● Provided records
* * * *
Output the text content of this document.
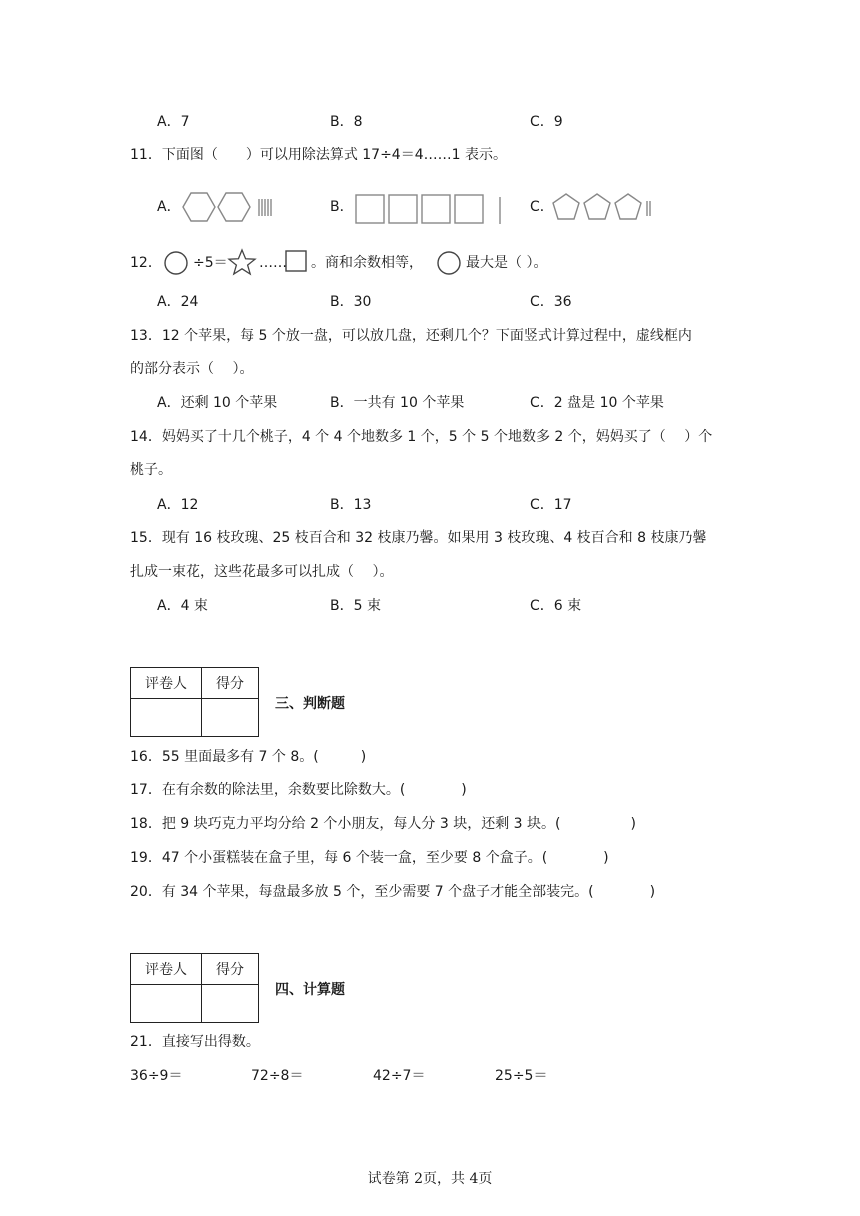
A．7	B．8	C．9
11．下面图（　　）可以用除法算式 17÷4＝4……1 表示。
A．	B．	C．
12． ÷5＝ …… 。商和余数相等，	最大是（ ）。
A．24	B．30	C．36
13．12 个苹果，每 5 个放一盘，可以放几盘，还剩几个？下面竖式计算过程中，虚线框内
的部分表示（　 ）。
A．还剩 10 个苹果	B．一共有 10 个苹果	C．2 盘是 10 个苹果
14．妈妈买了十几个桃子，4 个 4 个地数多 1 个，5 个 5 个地数多 2 个，妈妈买了（　 ）个
桃子。
A．12	B．13	C．17
15．现有 16 枝玫瑰、25 枝百合和 32 枝康乃馨。如果用 3 枝玫瑰、4 枝百合和 8 枝康乃馨
扎成一束花，这些花最多可以扎成（　 ）。
A．4 束	B．5 束	C．6 束
评卷人	得分

三、判断题
16．55 里面最多有 7 个 8。(　　　)
17．在有余数的除法里，余数要比除数大。(　　　　)
18．把 9 块巧克力平均分给 2 个小朋友，每人分 3 块，还剩 3 块。(　　　　　)
19．47 个小蛋糕装在盒子里，每 6 个装一盒，至少要 8 个盒子。(　　　　)
20．有 34 个苹果，每盘最多放 5 个，至少需要 7 个盘子才能全部装完。(　　　　)
评卷人	得分

四、计算题
21．直接写出得数。
36÷9＝	72÷8＝	42÷7＝	25÷5＝
试卷第 2页，共 4页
* * * *
● Task prompt
Leave out the pictures and copy every record above exactly.

● Expected answer
Output the text content of this document.
A．7	B．8	C．9
11．下面图（　　）可以用除法算式 17÷4＝4……1 表示。
A．	B．	C．
12． ÷5＝ …… 。商和余数相等，	最大是（ ）。
A．24	B．30	C．36
13．12 个苹果，每 5 个放一盘，可以放几盘，还剩几个？下面竖式计算过程中，虚线框内
的部分表示（　 ）。
A．还剩 10 个苹果	B．一共有 10 个苹果	C．2 盘是 10 个苹果
14．妈妈买了十几个桃子，4 个 4 个地数多 1 个，5 个 5 个地数多 2 个，妈妈买了（　 ）个
桃子。
A．12	B．13	C．17
15．现有 16 枝玫瑰、25 枝百合和 32 枝康乃馨。如果用 3 枝玫瑰、4 枝百合和 8 枝康乃馨
扎成一束花，这些花最多可以扎成（　 ）。
A．4 束	B．5 束	C．6 束
评卷人	得分

三、判断题
16．55 里面最多有 7 个 8。(　　　)
17．在有余数的除法里，余数要比除数大。(　　　　)
18．把 9 块巧克力平均分给 2 个小朋友，每人分 3 块，还剩 3 块。(　　　　　)
19．47 个小蛋糕装在盒子里，每 6 个装一盒，至少要 8 个盒子。(　　　　)
20．有 34 个苹果，每盘最多放 5 个，至少需要 7 个盘子才能全部装完。(　　　　)
评卷人	得分

四、计算题
21．直接写出得数。
36÷9＝	72÷8＝	42÷7＝	25÷5＝
试卷第 2页，共 4页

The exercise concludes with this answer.